• Dataset entries:

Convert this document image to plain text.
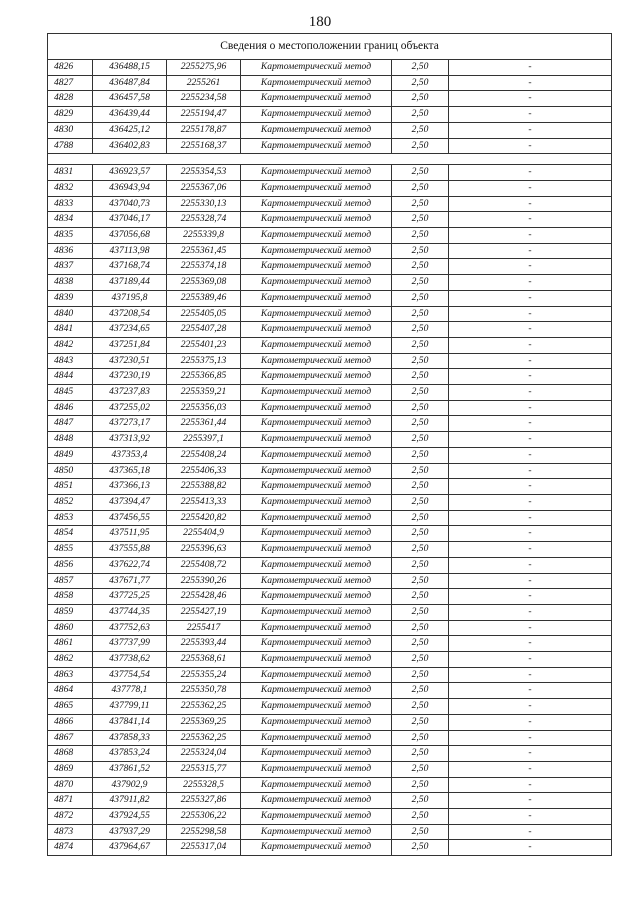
180
Сведения о местоположении границ объекта					
4826	436488,15	2255275,96	Картометрический метод	2,50	-
4827	436487,84	2255261	Картометрический метод	2,50	-
4828	436457,58	2255234,58	Картометрический метод	2,50	-
4829	436439,44	2255194,47	Картометрический метод	2,50	-
4830	436425,12	2255178,87	Картометрический метод	2,50	-
4788	436402,83	2255168,37	Картометрический метод	2,50	-

4831	436923,57	2255354,53	Картометрический метод	2,50	-
4832	436943,94	2255367,06	Картометрический метод	2,50	-
4833	437040,73	2255330,13	Картометрический метод	2,50	-
4834	437046,17	2255328,74	Картометрический метод	2,50	-
4835	437056,68	2255339,8	Картометрический метод	2,50	-
4836	437113,98	2255361,45	Картометрический метод	2,50	-
4837	437168,74	2255374,18	Картометрический метод	2,50	-
4838	437189,44	2255369,08	Картометрический метод	2,50	-
4839	437195,8	2255389,46	Картометрический метод	2,50	-
4840	437208,54	2255405,05	Картометрический метод	2,50	-
4841	437234,65	2255407,28	Картометрический метод	2,50	-
4842	437251,84	2255401,23	Картометрический метод	2,50	-
4843	437230,51	2255375,13	Картометрический метод	2,50	-
4844	437230,19	2255366,85	Картометрический метод	2,50	-
4845	437237,83	2255359,21	Картометрический метод	2,50	-
4846	437255,02	2255356,03	Картометрический метод	2,50	-
4847	437273,17	2255361,44	Картометрический метод	2,50	-
4848	437313,92	2255397,1	Картометрический метод	2,50	-
4849	437353,4	2255408,24	Картометрический метод	2,50	-
4850	437365,18	2255406,33	Картометрический метод	2,50	-
4851	437366,13	2255388,82	Картометрический метод	2,50	-
4852	437394,47	2255413,33	Картометрический метод	2,50	-
4853	437456,55	2255420,82	Картометрический метод	2,50	-
4854	437511,95	2255404,9	Картометрический метод	2,50	-
4855	437555,88	2255396,63	Картометрический метод	2,50	-
4856	437622,74	2255408,72	Картометрический метод	2,50	-
4857	437671,77	2255390,26	Картометрический метод	2,50	-
4858	437725,25	2255428,46	Картометрический метод	2,50	-
4859	437744,35	2255427,19	Картометрический метод	2,50	-
4860	437752,63	2255417	Картометрический метод	2,50	-
4861	437737,99	2255393,44	Картометрический метод	2,50	-
4862	437738,62	2255368,61	Картометрический метод	2,50	-
4863	437754,54	2255355,24	Картометрический метод	2,50	-
4864	437778,1	2255350,78	Картометрический метод	2,50	-
4865	437799,11	2255362,25	Картометрический метод	2,50	-
4866	437841,14	2255369,25	Картометрический метод	2,50	-
4867	437858,33	2255362,25	Картометрический метод	2,50	-
4868	437853,24	2255324,04	Картометрический метод	2,50	-
4869	437861,52	2255315,77	Картометрический метод	2,50	-
4870	437902,9	2255328,5	Картометрический метод	2,50	-
4871	437911,82	2255327,86	Картометрический метод	2,50	-
4872	437924,55	2255306,22	Картометрический метод	2,50	-
4873	437937,29	2255298,58	Картометрический метод	2,50	-
4874	437964,67	2255317,04	Картометрический метод	2,50	-
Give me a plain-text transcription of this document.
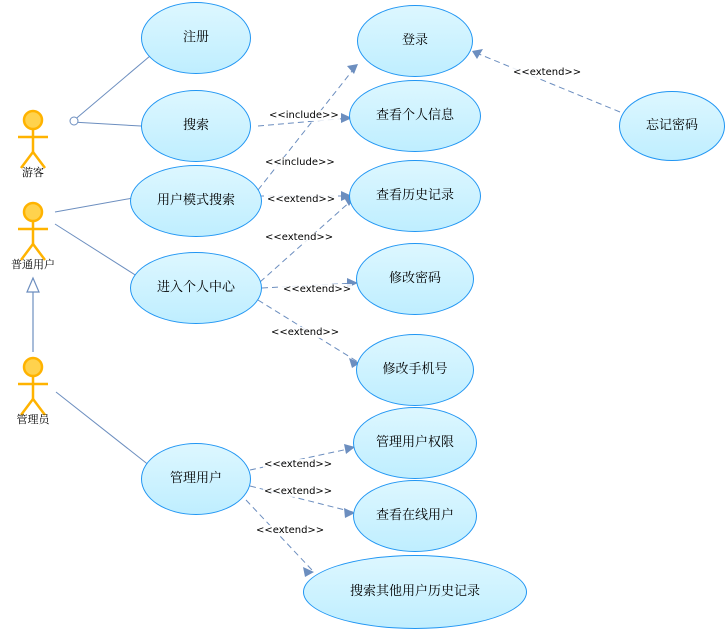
注册
搜索
用户模式搜索
进入个人中心
管理用户
登录
查看个人信息
查看历史记录
修改密码
修改手机号
管理用户权限
查看在线用户
搜索其他用户历史记录
忘记密码
游客
普通用户
管理员
<<include>>
<<include>>
<<extend>>
<<extend>>
<<extend>>
<<extend>>
<<extend>>
<<extend>>
<<extend>>
<<extend>>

• Prompt: Images should not appear in the copy; retype the listing above exactly.

• Worked answer:
Convert this document image to plain text.
180
Сведения о местоположении границ объекта					
4826	436488,15	2255275,96	Картометрический метод	2,50	-
4827	436487,84	2255261	Картометрический метод	2,50	-
4828	436457,58	2255234,58	Картометрический метод	2,50	-
4829	436439,44	2255194,47	Картометрический метод	2,50	-
4830	436425,12	2255178,87	Картометрический метод	2,50	-
4788	436402,83	2255168,37	Картометрический метод	2,50	-

4831	436923,57	2255354,53	Картометрический метод	2,50	-
4832	436943,94	2255367,06	Картометрический метод	2,50	-
4833	437040,73	2255330,13	Картометрический метод	2,50	-
4834	437046,17	2255328,74	Картометрический метод	2,50	-
4835	437056,68	2255339,8	Картометрический метод	2,50	-
4836	437113,98	2255361,45	Картометрический метод	2,50	-
4837	437168,74	2255374,18	Картометрический метод	2,50	-
4838	437189,44	2255369,08	Картометрический метод	2,50	-
4839	437195,8	2255389,46	Картометрический метод	2,50	-
4840	437208,54	2255405,05	Картометрический метод	2,50	-
4841	437234,65	2255407,28	Картометрический метод	2,50	-
4842	437251,84	2255401,23	Картометрический метод	2,50	-
4843	437230,51	2255375,13	Картометрический метод	2,50	-
4844	437230,19	2255366,85	Картометрический метод	2,50	-
4845	437237,83	2255359,21	Картометрический метод	2,50	-
4846	437255,02	2255356,03	Картометрический метод	2,50	-
4847	437273,17	2255361,44	Картометрический метод	2,50	-
4848	437313,92	2255397,1	Картометрический метод	2,50	-
4849	437353,4	2255408,24	Картометрический метод	2,50	-
4850	437365,18	2255406,33	Картометрический метод	2,50	-
4851	437366,13	2255388,82	Картометрический метод	2,50	-
4852	437394,47	2255413,33	Картометрический метод	2,50	-
4853	437456,55	2255420,82	Картометрический метод	2,50	-
4854	437511,95	2255404,9	Картометрический метод	2,50	-
4855	437555,88	2255396,63	Картометрический метод	2,50	-
4856	437622,74	2255408,72	Картометрический метод	2,50	-
4857	437671,77	2255390,26	Картометрический метод	2,50	-
4858	437725,25	2255428,46	Картометрический метод	2,50	-
4859	437744,35	2255427,19	Картометрический метод	2,50	-
4860	437752,63	2255417	Картометрический метод	2,50	-
4861	437737,99	2255393,44	Картометрический метод	2,50	-
4862	437738,62	2255368,61	Картометрический метод	2,50	-
4863	437754,54	2255355,24	Картометрический метод	2,50	-
4864	437778,1	2255350,78	Картометрический метод	2,50	-
4865	437799,11	2255362,25	Картометрический метод	2,50	-
4866	437841,14	2255369,25	Картометрический метод	2,50	-
4867	437858,33	2255362,25	Картометрический метод	2,50	-
4868	437853,24	2255324,04	Картометрический метод	2,50	-
4869	437861,52	2255315,77	Картометрический метод	2,50	-
4870	437902,9	2255328,5	Картометрический метод	2,50	-
4871	437911,82	2255327,86	Картометрический метод	2,50	-
4872	437924,55	2255306,22	Картометрический метод	2,50	-
4873	437937,29	2255298,58	Картометрический метод	2,50	-
4874	437964,67	2255317,04	Картометрический метод	2,50	-
Give me a plain-text transcription of this document.
注册
搜索
用户模式搜索
进入个人中心
管理用户
登录
查看个人信息
查看历史记录
修改密码
修改手机号
管理用户权限
查看在线用户
搜索其他用户历史记录
忘记密码
游客
普通用户
管理员
<<include>>
<<include>>
<<extend>>
<<extend>>
<<extend>>
<<extend>>
<<extend>>
<<extend>>
<<extend>>
<<extend>>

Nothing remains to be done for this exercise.